--- EXCERPTED RECORDS Enclosed Below ---
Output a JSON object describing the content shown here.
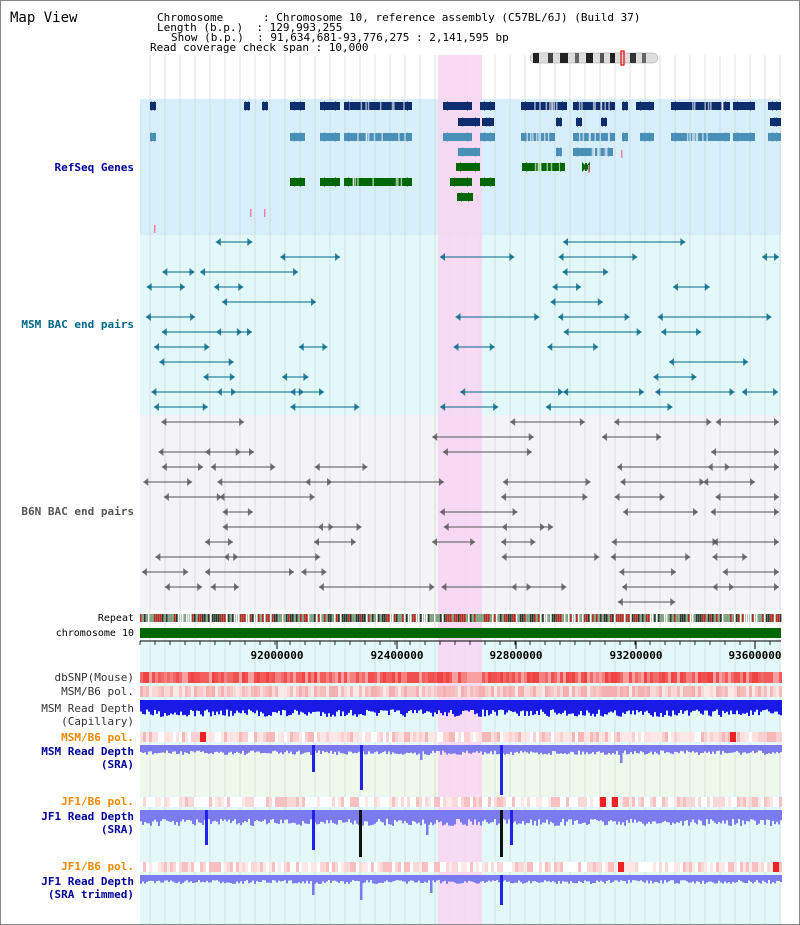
{
  "view": {
    "title": "Map View",
    "info": [
      "Chromosome      : Chromosome 10, reference assembly (C57BL/6J) (Build 37)",
      "Length (b.p.)  : 129,993,255",
      "Show (b.p.)  : 91,634,681-93,776,275 : 2,141,595 bp",
      "Read coverage check span : 10,000"
    ]
  },
  "tracks": {
    "refseq_genes": {
      "label": "RefSeq Genes",
      "color": "#000099"
    },
    "msm_bac": {
      "label": "MSM BAC end pairs",
      "color": "#006688"
    },
    "b6n_bac": {
      "label": "B6N BAC end pairs",
      "color": "#555555"
    },
    "repeat": {
      "label": "Repeat"
    },
    "chromosome": {
      "label": "chromosome 10",
      "color": "#006600"
    },
    "scale": {
      "ticks": [
        "92000000",
        "92400000",
        "92800000",
        "93200000",
        "93600000"
      ]
    },
    "dbsnp": {
      "label": "dbSNP(Mouse)"
    },
    "msm_b6_pol1": {
      "label": "MSM/B6 pol."
    },
    "msm_depth_cap": {
      "label_line1": "MSM Read Depth",
      "label_line2": "(Capillary)"
    },
    "msm_b6_pol2": {
      "label": "MSM/B6 pol.",
      "color": "#ee8800"
    },
    "msm_depth_sra": {
      "label_line1": "MSM Read Depth",
      "label_line2": "(SRA)",
      "color": "#000099"
    },
    "jf1_b6_pol1": {
      "label": "JF1/B6 pol.",
      "color": "#ee8800"
    },
    "jf1_depth_sra": {
      "label_line1": "JF1 Read Depth",
      "label_line2": "(SRA)",
      "color": "#000099"
    },
    "jf1_b6_pol2": {
      "label": "JF1/B6 pol.",
      "color": "#ee8800"
    },
    "jf1_depth_trim": {
      "label_line1": "JF1 Read Depth",
      "label_line2": "(SRA trimmed)",
      "color": "#000099"
    }
  },
  "colors": {
    "highlight": "#f8d6f2",
    "refseq_bg": "#d7effa",
    "msm_bg": "#e3f8f8",
    "b6n_bg": "#f4f4f8",
    "gene_dark": "#0d2d6e",
    "gene_light": "#4a8fb8",
    "gene_green": "#006600",
    "snp_red": "#f05050",
    "depth_blue": "#1a1ae6",
    "depth_lavender": "#7b7bef"
  }
}
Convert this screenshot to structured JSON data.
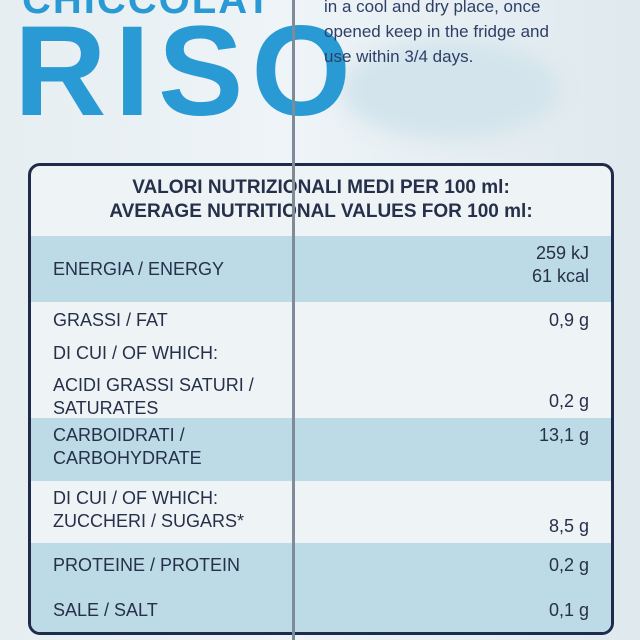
{
  "package": {
    "brand": "CHICCOLAT",
    "product": "RISO",
    "storage": [
      "in a cool and dry place, once",
      "opened keep in the fridge and",
      "use within 3/4 days."
    ]
  },
  "table": {
    "header": [
      "VALORI NUTRIZIONALI MEDI PER 100 ml:",
      "AVERAGE NUTRITIONAL VALUES FOR 100 ml:"
    ],
    "rows": [
      {
        "label": [
          "ENERGIA / ENERGY"
        ],
        "value": [
          "259 kJ",
          "61 kcal"
        ]
      },
      {
        "label": [
          "GRASSI / FAT"
        ],
        "value": [
          "0,9 g"
        ]
      },
      {
        "label": [
          "DI CUI / OF WHICH:"
        ]
      },
      {
        "label": [
          "ACIDI GRASSI SATURI /",
          "SATURATES"
        ],
        "value": [
          "0,2 g"
        ]
      },
      {
        "label": [
          "CARBOIDRATI /",
          "CARBOHYDRATE"
        ],
        "value": [
          "13,1 g"
        ]
      },
      {
        "label": [
          "DI CUI / OF WHICH:",
          "ZUCCHERI / SUGARS*"
        ],
        "value": [
          "8,5 g"
        ]
      },
      {
        "label": [
          "PROTEINE / PROTEIN"
        ],
        "value": [
          "0,2 g"
        ]
      },
      {
        "label": [
          "SALE / SALT"
        ],
        "value": [
          "0,1 g"
        ]
      }
    ]
  }
}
--- End of Enclosed EXCERPTED RECORDS ---
• **AIM OF THE EXERCISE**
Quote all the records verbatim, dropping any pictures from your copy.

• **RESULT OF THE TASK**
Output a JSON object describing the content shown here.
{
  "view": {
    "title": "Map View",
    "info": [
      "Chromosome      : Chromosome 10, reference assembly (C57BL/6J) (Build 37)",
      "Length (b.p.)  : 129,993,255",
      "Show (b.p.)  : 91,634,681-93,776,275 : 2,141,595 bp",
      "Read coverage check span : 10,000"
    ]
  },
  "tracks": {
    "refseq_genes": {
      "label": "RefSeq Genes",
      "color": "#000099"
    },
    "msm_bac": {
      "label": "MSM BAC end pairs",
      "color": "#006688"
    },
    "b6n_bac": {
      "label": "B6N BAC end pairs",
      "color": "#555555"
    },
    "repeat": {
      "label": "Repeat"
    },
    "chromosome": {
      "label": "chromosome 10",
      "color": "#006600"
    },
    "scale": {
      "ticks": [
        "92000000",
        "92400000",
        "92800000",
        "93200000",
        "93600000"
      ]
    },
    "dbsnp": {
      "label": "dbSNP(Mouse)"
    },
    "msm_b6_pol1": {
      "label": "MSM/B6 pol."
    },
    "msm_depth_cap": {
      "label_line1": "MSM Read Depth",
      "label_line2": "(Capillary)"
    },
    "msm_b6_pol2": {
      "label": "MSM/B6 pol.",
      "color": "#ee8800"
    },
    "msm_depth_sra": {
      "label_line1": "MSM Read Depth",
      "label_line2": "(SRA)",
      "color": "#000099"
    },
    "jf1_b6_pol1": {
      "label": "JF1/B6 pol.",
      "color": "#ee8800"
    },
    "jf1_depth_sra": {
      "label_line1": "JF1 Read Depth",
      "label_line2": "(SRA)",
      "color": "#000099"
    },
    "jf1_b6_pol2": {
      "label": "JF1/B6 pol.",
      "color": "#ee8800"
    },
    "jf1_depth_trim": {
      "label_line1": "JF1 Read Depth",
      "label_line2": "(SRA trimmed)",
      "color": "#000099"
    }
  },
  "colors": {
    "highlight": "#f8d6f2",
    "refseq_bg": "#d7effa",
    "msm_bg": "#e3f8f8",
    "b6n_bg": "#f4f4f8",
    "gene_dark": "#0d2d6e",
    "gene_light": "#4a8fb8",
    "gene_green": "#006600",
    "snp_red": "#f05050",
    "depth_blue": "#1a1ae6",
    "depth_lavender": "#7b7bef"
  }
}
Convert this screenshot to structured JSON data.
{
  "package": {
    "brand": "CHICCOLAT",
    "product": "RISO",
    "storage": [
      "in a cool and dry place, once",
      "opened keep in the fridge and",
      "use within 3/4 days."
    ]
  },
  "table": {
    "header": [
      "VALORI NUTRIZIONALI MEDI PER 100 ml:",
      "AVERAGE NUTRITIONAL VALUES FOR 100 ml:"
    ],
    "rows": [
      {
        "label": [
          "ENERGIA / ENERGY"
        ],
        "value": [
          "259 kJ",
          "61 kcal"
        ]
      },
      {
        "label": [
          "GRASSI / FAT"
        ],
        "value": [
          "0,9 g"
        ]
      },
      {
        "label": [
          "DI CUI / OF WHICH:"
        ]
      },
      {
        "label": [
          "ACIDI GRASSI SATURI /",
          "SATURATES"
        ],
        "value": [
          "0,2 g"
        ]
      },
      {
        "label": [
          "CARBOIDRATI /",
          "CARBOHYDRATE"
        ],
        "value": [
          "13,1 g"
        ]
      },
      {
        "label": [
          "DI CUI / OF WHICH:",
          "ZUCCHERI / SUGARS*"
        ],
        "value": [
          "8,5 g"
        ]
      },
      {
        "label": [
          "PROTEINE / PROTEIN"
        ],
        "value": [
          "0,2 g"
        ]
      },
      {
        "label": [
          "SALE / SALT"
        ],
        "value": [
          "0,1 g"
        ]
      }
    ]
  }
}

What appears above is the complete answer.